FONTE:
---+---
Também me parecem auspiciosos, dentre outros aspectos, os que seguem: 1) a criação de um Conselho Federativo e de um FDR (Fundo de Desenvolvimento Regional) – atendendo a uma demanda dos governadores; e 2) a referida simplificação tributária. Ela consiste efetivamente na redução de cinco para dois tributos (eliminação do ICMS e do ISS, e criação do IBS; e a eliminação do IPI, COFINS e PIS, e criação da CBS). O IBS, o Imposto sobre Bens e Serviços, apresenta característica dual, uma vez que virá a ser compartilhado por estados e municípios; e a CBS, a Contribuição sobre Bens e Serviços, ficará na alçada da União; e 3) ainda o IBS e a CBS. Pretende-se com esse novo Imposto e nova Contribuição reorganizar o sistema tributário brasileiro em bases mais justas e racionais, garantindo ao mesmo tempo a arrecadação devida e o financiamento das tão necessárias políticas públicas; 4) por fim, mencione-se que a tributação do IBS dar-se-á com base no princípio do Valor Adicionado, aliás, já existente em muitos países do chamado Primeiro Mundo. Defende-se que ele possui como positividade, dentre outros aspectos, superar a divisão conceitual existente entre o que é consumo e o que é serviço, bem como evitar a cumulatividade da cobrança nas etapas existentes da cadeia produtiva, impedindo assim o indesejado efeito cascata.
---+---
ENUNCIADO 1: Atualize os registros a partir da linha que contém "family-address-label: 現住所及び 死亡場所等" até a linha que contém "wake-datetime-label: 通 夜", inclusive, substituindo "ceremony-place-label" por "funeral-place-label" e deixando todo o resto como está. Devolva só essas linhas.

(Listagens de coordenadas das caixas)
---+---
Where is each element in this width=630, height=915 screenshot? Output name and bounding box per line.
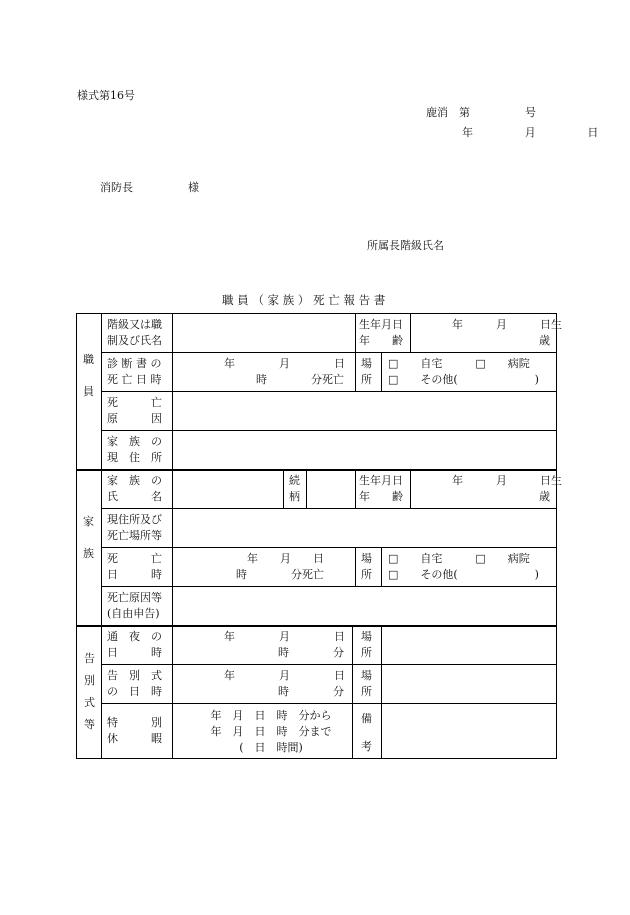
family-address-label: 現住所及び 死亡場所等 (107, 513, 162, 542)
form-number: 様式第16号 (77, 89, 135, 102)
family-death-datetime-value: 年 月 日 時 分死亡 (236, 552, 324, 581)
section-staff-label: 職 員 (83, 353, 94, 398)
ceremony-place-label: 場 所 (361, 669, 372, 698)
staff-family-address-label: 家 族 の 現 住 所 (107, 435, 162, 464)
staff-certificate-datetime-label: 診 断 書 の 死 亡 日 時 (107, 357, 162, 386)
wake-datetime-label: 通 夜 の 日 時 (107, 630, 162, 659)
family-name-label: 家 族 の 氏 名 (107, 474, 162, 503)
sender: 所属長階級氏名 (367, 239, 444, 252)
addressee: 消防長 様 (100, 181, 199, 194)
staff-place-options[interactable]: □ 自宅 □ 病院 □ その他( ) (388, 357, 539, 386)
special-leave-value: 年 月 日 時 分から 年 月 日 時 分まで ( 日 時間) (210, 709, 332, 754)
family-death-cause-label: 死亡原因等 (自由申告) (107, 591, 162, 620)
staff-certificate-datetime-value: 年 月 日 時 分死亡 (224, 357, 345, 386)
section-family-label: 家 族 (83, 515, 94, 560)
staff-rank-name-label: 階級又は職 制及び氏名 (107, 318, 162, 347)
remarks-label: 備 考 (361, 712, 372, 753)
family-place-options[interactable]: □ 自宅 □ 病院 □ その他( ) (388, 552, 539, 581)
staff-birth-age-label: 生年月日 年 齢 (359, 318, 403, 347)
ceremony-datetime-label: 告 別 式 の 日 時 (107, 669, 162, 698)
staff-place-label: 場 所 (361, 357, 372, 386)
staff-death-cause-label: 死 亡 原 因 (107, 396, 162, 425)
document-number: 鹿消 第 号 (426, 106, 536, 119)
family-relation-label: 続 柄 (289, 474, 300, 503)
family-death-datetime-label: 死 亡 日 時 (107, 552, 162, 581)
special-leave-label: 特 別 休 暇 (107, 716, 162, 745)
family-birth-age-label: 生年月日 年 齢 (359, 474, 403, 503)
family-birth-age-value: 年 月 日生 歳 (452, 474, 562, 503)
wake-datetime-value: 年 月 日 時 分 (224, 630, 345, 659)
document-date: 年 月 日 (462, 126, 609, 139)
page-title: 職員（家族）死亡報告書 (222, 293, 389, 307)
staff-birth-age-value: 年 月 日生 歳 (452, 318, 562, 347)
family-place-label: 場 所 (361, 552, 372, 581)
wake-place-label: 場 所 (361, 630, 372, 659)
ceremony-datetime-value: 年 月 日 時 分 (224, 669, 345, 698)
section-funeral-label: 告 別 式 等 (84, 652, 95, 731)
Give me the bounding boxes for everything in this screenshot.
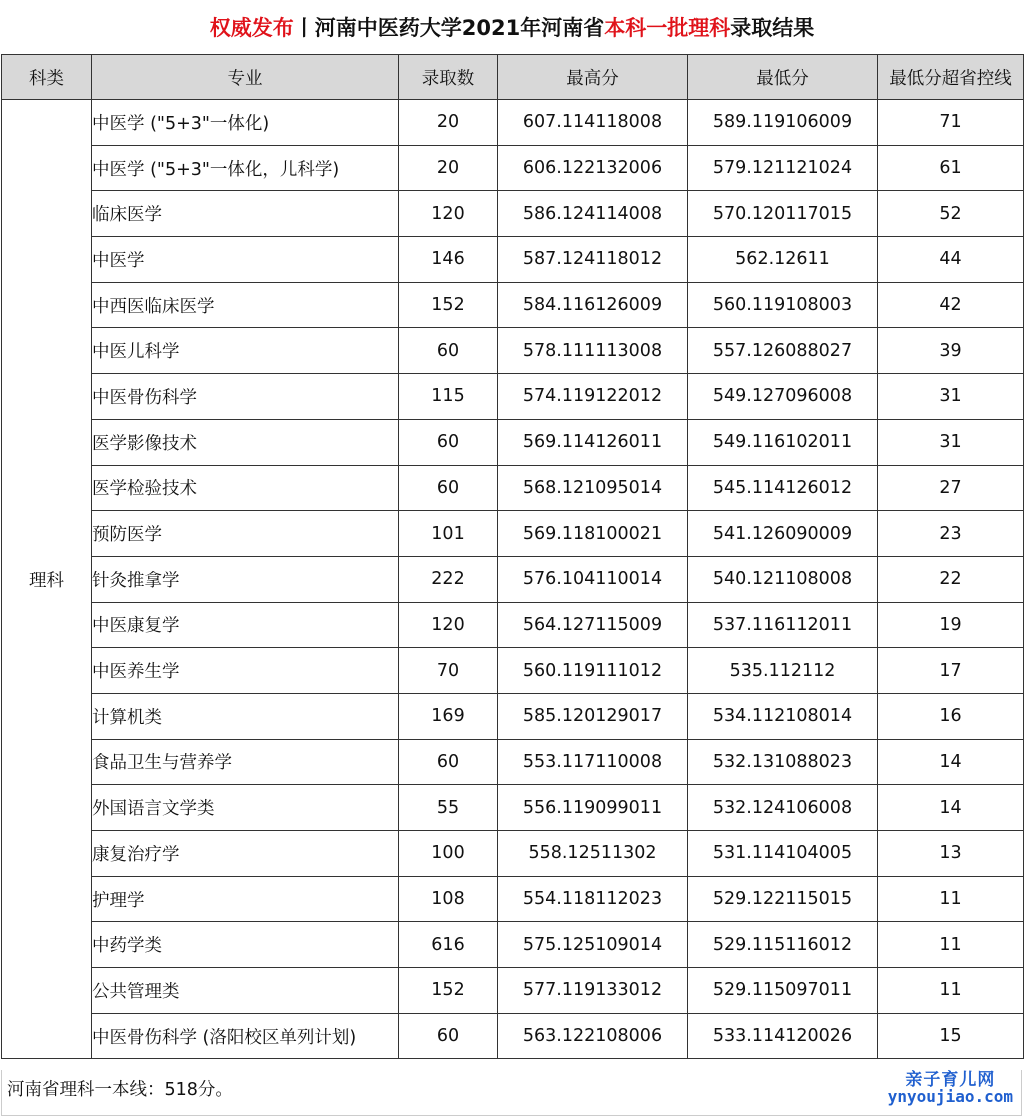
- page-title: [0, 0, 1024, 54]
- admitted-cell: 70: [399, 648, 498, 694]
- admitted-cell: 60: [399, 1013, 498, 1059]
- admitted-cell: 101: [399, 511, 498, 557]
- table-row: [2, 785, 1024, 831]
- max-score-cell: 584.116126009: [498, 282, 688, 328]
- over-line-cell: 61: [878, 145, 1024, 191]
- over-line-cell: 71: [878, 100, 1024, 146]
- table-row: [2, 100, 1024, 146]
- major-cell: 外国语言文学类: [92, 785, 399, 831]
- over-line-cell: 11: [878, 968, 1024, 1014]
- title-school-year: 丨河南中医药大学2021年河南省: [293, 16, 605, 40]
- min-score-cell: 533.114120026: [688, 1013, 878, 1059]
- over-line-cell: 11: [878, 876, 1024, 922]
- max-score-cell: 578.111113008: [498, 328, 688, 374]
- over-line-cell: 44: [878, 237, 1024, 283]
- major-cell: 中医学 ("5+3"一体化): [92, 100, 399, 146]
- min-score-cell: 570.120117015: [688, 191, 878, 237]
- max-score-cell: 574.119122012: [498, 374, 688, 420]
- table-row: [2, 739, 1024, 785]
- over-line-cell: 31: [878, 374, 1024, 420]
- admitted-cell: 60: [399, 419, 498, 465]
- min-score-cell: 545.114126012: [688, 465, 878, 511]
- category-cell: 理科: [2, 100, 92, 1059]
- min-score-cell: 579.121121024: [688, 145, 878, 191]
- admission-results-table: [1, 54, 1024, 1059]
- admitted-cell: 60: [399, 328, 498, 374]
- footer: [1, 1070, 1022, 1116]
- major-cell: 康复治疗学: [92, 831, 399, 877]
- max-score-cell: 576.104110014: [498, 556, 688, 602]
- major-cell: 针灸推拿学: [92, 556, 399, 602]
- major-cell: 中医养生学: [92, 648, 399, 694]
- admitted-cell: 108: [399, 876, 498, 922]
- table-row: [2, 282, 1024, 328]
- table-row: [2, 876, 1024, 922]
- over-line-cell: 13: [878, 831, 1024, 877]
- table-row: [2, 374, 1024, 420]
- table-row: [2, 237, 1024, 283]
- major-cell: 中医骨伤科学 (洛阳校区单列计划): [92, 1013, 399, 1059]
- table-row: [2, 145, 1024, 191]
- admitted-cell: 222: [399, 556, 498, 602]
- cutoff-note: 河南省理科一本线：518分。: [7, 1080, 233, 1100]
- admitted-cell: 20: [399, 100, 498, 146]
- major-cell: 医学影像技术: [92, 419, 399, 465]
- min-score-cell: 535.112112: [688, 648, 878, 694]
- min-score-cell: 562.12611: [688, 237, 878, 283]
- max-score-cell: 606.122132006: [498, 145, 688, 191]
- min-score-cell: 532.124106008: [688, 785, 878, 831]
- min-score-cell: 557.126088027: [688, 328, 878, 374]
- header-over-line: 最低分超省控线: [878, 55, 1024, 100]
- min-score-cell: 529.115116012: [688, 922, 878, 968]
- over-line-cell: 19: [878, 602, 1024, 648]
- watermark-logo: [888, 1072, 1013, 1105]
- min-score-cell: 529.122115015: [688, 876, 878, 922]
- header-max-score: 最高分: [498, 55, 688, 100]
- header-admitted: 录取数: [399, 55, 498, 100]
- min-score-cell: 549.116102011: [688, 419, 878, 465]
- table-header-row: [2, 55, 1024, 100]
- table-row: [2, 693, 1024, 739]
- over-line-cell: 16: [878, 693, 1024, 739]
- admitted-cell: 115: [399, 374, 498, 420]
- major-cell: 中医学 ("5+3"一体化，儿科学): [92, 145, 399, 191]
- over-line-cell: 11: [878, 922, 1024, 968]
- min-score-cell: 534.112108014: [688, 693, 878, 739]
- major-cell: 护理学: [92, 876, 399, 922]
- over-line-cell: 14: [878, 785, 1024, 831]
- over-line-cell: 14: [878, 739, 1024, 785]
- table-row: [2, 556, 1024, 602]
- admitted-cell: 169: [399, 693, 498, 739]
- admitted-cell: 120: [399, 602, 498, 648]
- admitted-cell: 55: [399, 785, 498, 831]
- max-score-cell: 587.124118012: [498, 237, 688, 283]
- over-line-cell: 42: [878, 282, 1024, 328]
- table-row: [2, 328, 1024, 374]
- min-score-cell: 532.131088023: [688, 739, 878, 785]
- min-score-cell: 531.114104005: [688, 831, 878, 877]
- max-score-cell: 556.119099011: [498, 785, 688, 831]
- max-score-cell: 586.124114008: [498, 191, 688, 237]
- max-score-cell: 558.12511302: [498, 831, 688, 877]
- major-cell: 计算机类: [92, 693, 399, 739]
- max-score-cell: 554.118112023: [498, 876, 688, 922]
- table-row: [2, 968, 1024, 1014]
- min-score-cell: 549.127096008: [688, 374, 878, 420]
- admitted-cell: 60: [399, 465, 498, 511]
- major-cell: 中医学: [92, 237, 399, 283]
- watermark-cn: 亲子育儿网: [905, 1070, 996, 1090]
- admitted-cell: 20: [399, 145, 498, 191]
- max-score-cell: 585.120129017: [498, 693, 688, 739]
- max-score-cell: 563.122108006: [498, 1013, 688, 1059]
- watermark-en: ynyoujiao.com: [887, 1087, 1013, 1106]
- min-score-cell: 560.119108003: [688, 282, 878, 328]
- admitted-cell: 152: [399, 282, 498, 328]
- table-row: [2, 191, 1024, 237]
- over-line-cell: 17: [878, 648, 1024, 694]
- major-cell: 公共管理类: [92, 968, 399, 1014]
- admitted-cell: 100: [399, 831, 498, 877]
- min-score-cell: 529.115097011: [688, 968, 878, 1014]
- table-row: [2, 648, 1024, 694]
- max-score-cell: 575.125109014: [498, 922, 688, 968]
- title-highlight-batch: 本科一批理科: [604, 16, 731, 40]
- over-line-cell: 15: [878, 1013, 1024, 1059]
- over-line-cell: 31: [878, 419, 1024, 465]
- table-row: [2, 1013, 1024, 1059]
- admitted-cell: 152: [399, 968, 498, 1014]
- header-min-score: 最低分: [688, 55, 878, 100]
- max-score-cell: 577.119133012: [498, 968, 688, 1014]
- title-result: 录取结果: [730, 16, 815, 40]
- major-cell: 医学检验技术: [92, 465, 399, 511]
- table-row: [2, 419, 1024, 465]
- max-score-cell: 564.127115009: [498, 602, 688, 648]
- min-score-cell: 537.116112011: [688, 602, 878, 648]
- table-row: [2, 922, 1024, 968]
- min-score-cell: 540.121108008: [688, 556, 878, 602]
- min-score-cell: 589.119106009: [688, 100, 878, 146]
- admitted-cell: 146: [399, 237, 498, 283]
- major-cell: 中西医临床医学: [92, 282, 399, 328]
- header-major: 专业: [92, 55, 399, 100]
- major-cell: 中药学类: [92, 922, 399, 968]
- over-line-cell: 39: [878, 328, 1024, 374]
- max-score-cell: 569.114126011: [498, 419, 688, 465]
- major-cell: 中医儿科学: [92, 328, 399, 374]
- table-row: [2, 511, 1024, 557]
- major-cell: 食品卫生与营养学: [92, 739, 399, 785]
- admitted-cell: 60: [399, 739, 498, 785]
- major-cell: 中医康复学: [92, 602, 399, 648]
- major-cell: 预防医学: [92, 511, 399, 557]
- table-row: [2, 831, 1024, 877]
- max-score-cell: 568.121095014: [498, 465, 688, 511]
- min-score-cell: 541.126090009: [688, 511, 878, 557]
- max-score-cell: 607.114118008: [498, 100, 688, 146]
- over-line-cell: 22: [878, 556, 1024, 602]
- max-score-cell: 553.117110008: [498, 739, 688, 785]
- title-highlight-official: 权威发布: [209, 16, 294, 40]
- over-line-cell: 27: [878, 465, 1024, 511]
- major-cell: 临床医学: [92, 191, 399, 237]
- over-line-cell: 52: [878, 191, 1024, 237]
- table-row: [2, 465, 1024, 511]
- header-category: 科类: [2, 55, 92, 100]
- admitted-cell: 120: [399, 191, 498, 237]
- max-score-cell: 569.118100021: [498, 511, 688, 557]
- major-cell: 中医骨伤科学: [92, 374, 399, 420]
- max-score-cell: 560.119111012: [498, 648, 688, 694]
- over-line-cell: 23: [878, 511, 1024, 557]
- table-row: [2, 602, 1024, 648]
- admitted-cell: 616: [399, 922, 498, 968]
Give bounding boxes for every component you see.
---+---
ENUNCIADO 2:
Responda com base no texto sobre a reforma tributária:
(a) A simplificação tributária reduz o número de tributos de quantos para quantos?
(b) Com quem o IBS será compartilhado?
(c) Em que princípio se baseará a tributação do IBS?

RESPOSTA 1:
family-address-label: 現住所及び 死亡場所等 (107, 513, 162, 542)
form-number: 様式第16号 (77, 89, 135, 102)
family-death-datetime-value: 年 月 日 時 分死亡 (236, 552, 324, 581)
section-staff-label: 職 員 (83, 353, 94, 398)
funeral-place-label: 場 所 (361, 669, 372, 698)
staff-family-address-label: 家 族 の 現 住 所 (107, 435, 162, 464)
staff-certificate-datetime-label: 診 断 書 の 死 亡 日 時 (107, 357, 162, 386)
wake-datetime-label: 通 夜 の 日 時 (107, 630, 162, 659)

RESPOSTA 2:
(a) De cinco para dois.
(b) Com estados e municípios.
(c) No princípio do Valor Adicionado.